Below, locate the line that contains "Transcribe this image's". Repeat exactly from that line to the line that contains "Parse this chart and return its data as JSON.", inclusive, leaving out the pictures.

## Records provided:
=-=-=-=-=
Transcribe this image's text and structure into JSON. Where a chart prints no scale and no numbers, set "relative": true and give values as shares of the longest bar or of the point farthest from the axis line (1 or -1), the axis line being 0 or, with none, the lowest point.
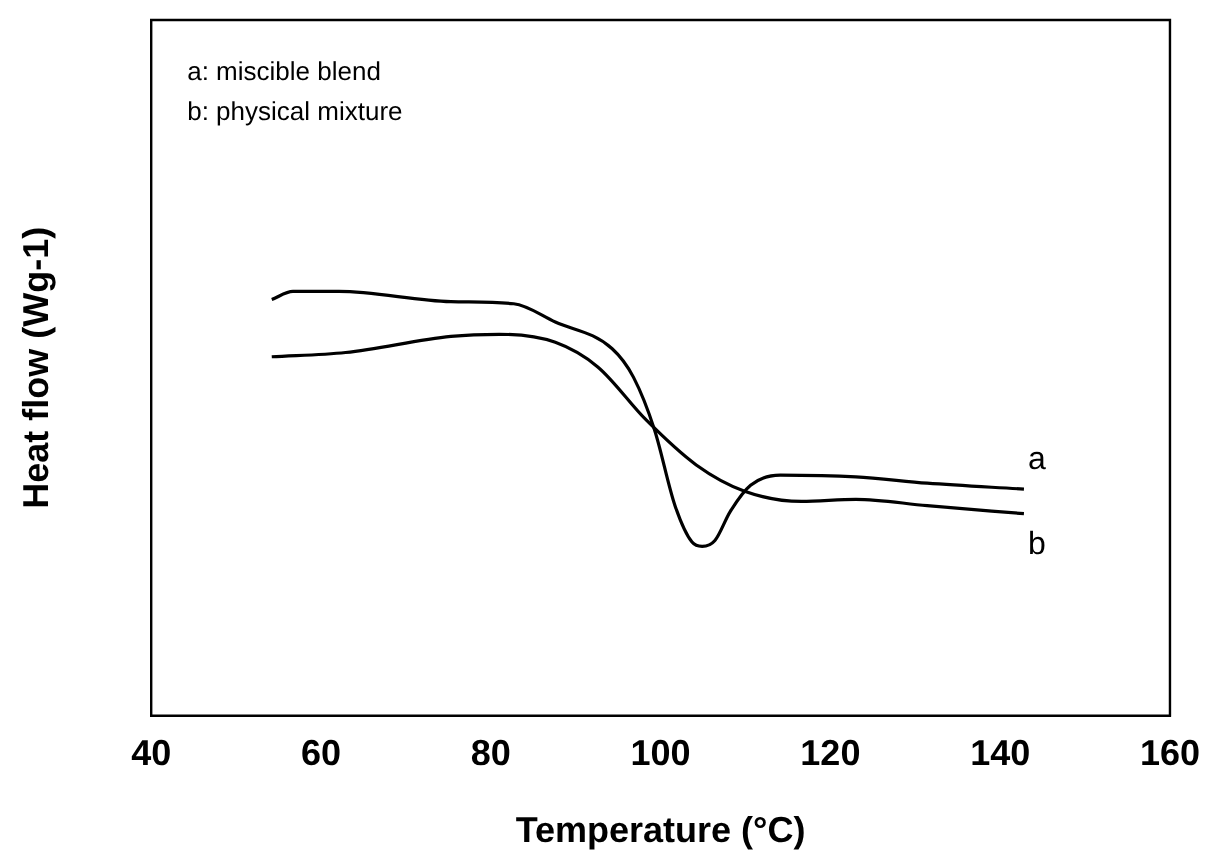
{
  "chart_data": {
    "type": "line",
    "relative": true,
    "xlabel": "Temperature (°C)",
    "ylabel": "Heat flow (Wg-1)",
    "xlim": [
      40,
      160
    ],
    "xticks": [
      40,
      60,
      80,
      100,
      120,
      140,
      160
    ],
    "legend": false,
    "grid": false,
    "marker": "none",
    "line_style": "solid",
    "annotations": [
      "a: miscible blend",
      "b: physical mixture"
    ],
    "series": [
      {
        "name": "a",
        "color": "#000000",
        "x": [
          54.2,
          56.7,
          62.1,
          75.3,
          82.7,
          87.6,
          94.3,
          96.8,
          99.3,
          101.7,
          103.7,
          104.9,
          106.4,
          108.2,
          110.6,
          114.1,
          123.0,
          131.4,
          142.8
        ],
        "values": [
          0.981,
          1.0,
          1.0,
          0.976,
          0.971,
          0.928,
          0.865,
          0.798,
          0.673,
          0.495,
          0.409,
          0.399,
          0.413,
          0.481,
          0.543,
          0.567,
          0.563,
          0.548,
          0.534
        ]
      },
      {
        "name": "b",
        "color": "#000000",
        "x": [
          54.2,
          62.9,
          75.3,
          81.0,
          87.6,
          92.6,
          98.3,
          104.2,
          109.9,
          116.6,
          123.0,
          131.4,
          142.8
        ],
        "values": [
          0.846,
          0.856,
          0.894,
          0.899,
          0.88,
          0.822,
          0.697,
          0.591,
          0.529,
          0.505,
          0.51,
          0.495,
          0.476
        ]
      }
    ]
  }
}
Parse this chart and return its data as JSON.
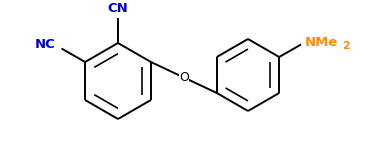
=-=-=-=-=
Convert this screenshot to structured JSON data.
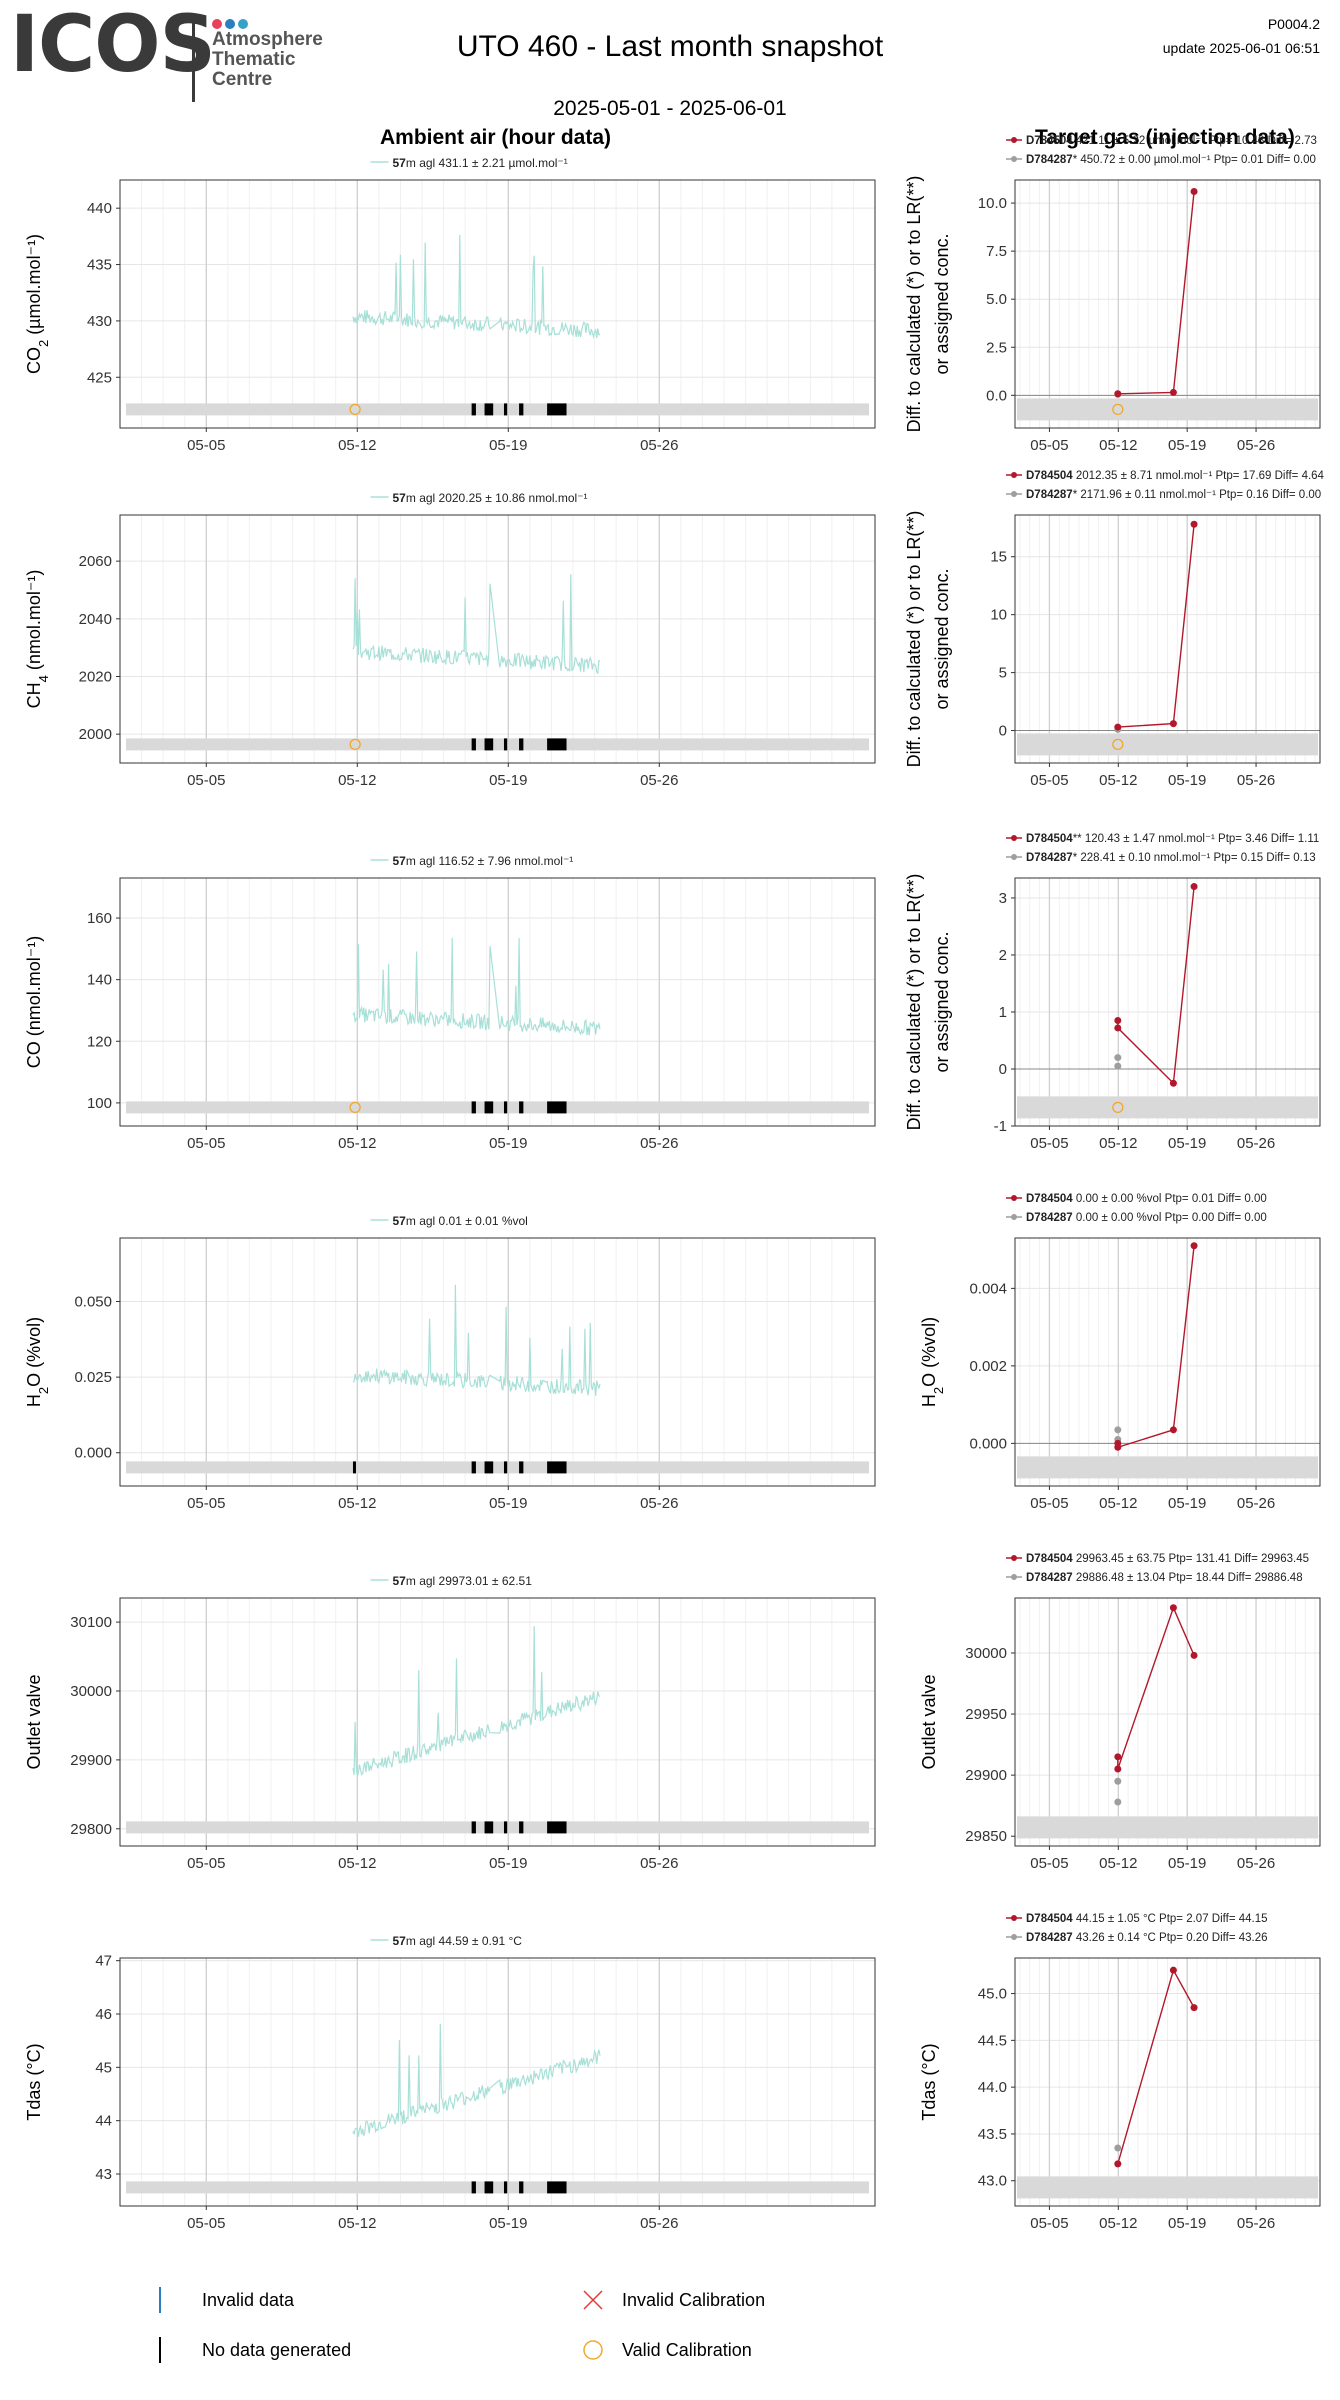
=-=-=-=-=
## Answer to this task:
Transcribe this image's text and structure into JSON. Where a chart prints no scale and no numbers, set "relative": true and give values as shares of the longest bar or of the point farthest from the axis line (1 or -1), the axis line being 0 or, with none, the lowest point.
{
  "chart_data": {
    "type": "line",
    "relative": true,
    "xlabel": "Temperature (°C)",
    "ylabel": "Heat flow (Wg-1)",
    "xlim": [
      40,
      160
    ],
    "xticks": [
      40,
      60,
      80,
      100,
      120,
      140,
      160
    ],
    "legend": false,
    "grid": false,
    "marker": "none",
    "line_style": "solid",
    "annotations": [
      "a: miscible blend",
      "b: physical mixture"
    ],
    "series": [
      {
        "name": "a",
        "color": "#000000",
        "x": [
          54.2,
          56.7,
          62.1,
          75.3,
          82.7,
          87.6,
          94.3,
          96.8,
          99.3,
          101.7,
          103.7,
          104.9,
          106.4,
          108.2,
          110.6,
          114.1,
          123.0,
          131.4,
          142.8
        ],
        "values": [
          0.981,
          1.0,
          1.0,
          0.976,
          0.971,
          0.928,
          0.865,
          0.798,
          0.673,
          0.495,
          0.409,
          0.399,
          0.413,
          0.481,
          0.543,
          0.567,
          0.563,
          0.548,
          0.534
        ]
      },
      {
        "name": "b",
        "color": "#000000",
        "x": [
          54.2,
          62.9,
          75.3,
          81.0,
          87.6,
          92.6,
          98.3,
          104.2,
          109.9,
          116.6,
          123.0,
          131.4,
          142.8
        ],
        "values": [
          0.846,
          0.856,
          0.894,
          0.899,
          0.88,
          0.822,
          0.697,
          0.591,
          0.529,
          0.505,
          0.51,
          0.495,
          0.476
        ]
      }
    ]
  }
}
Parse this chart and return its data as JSON.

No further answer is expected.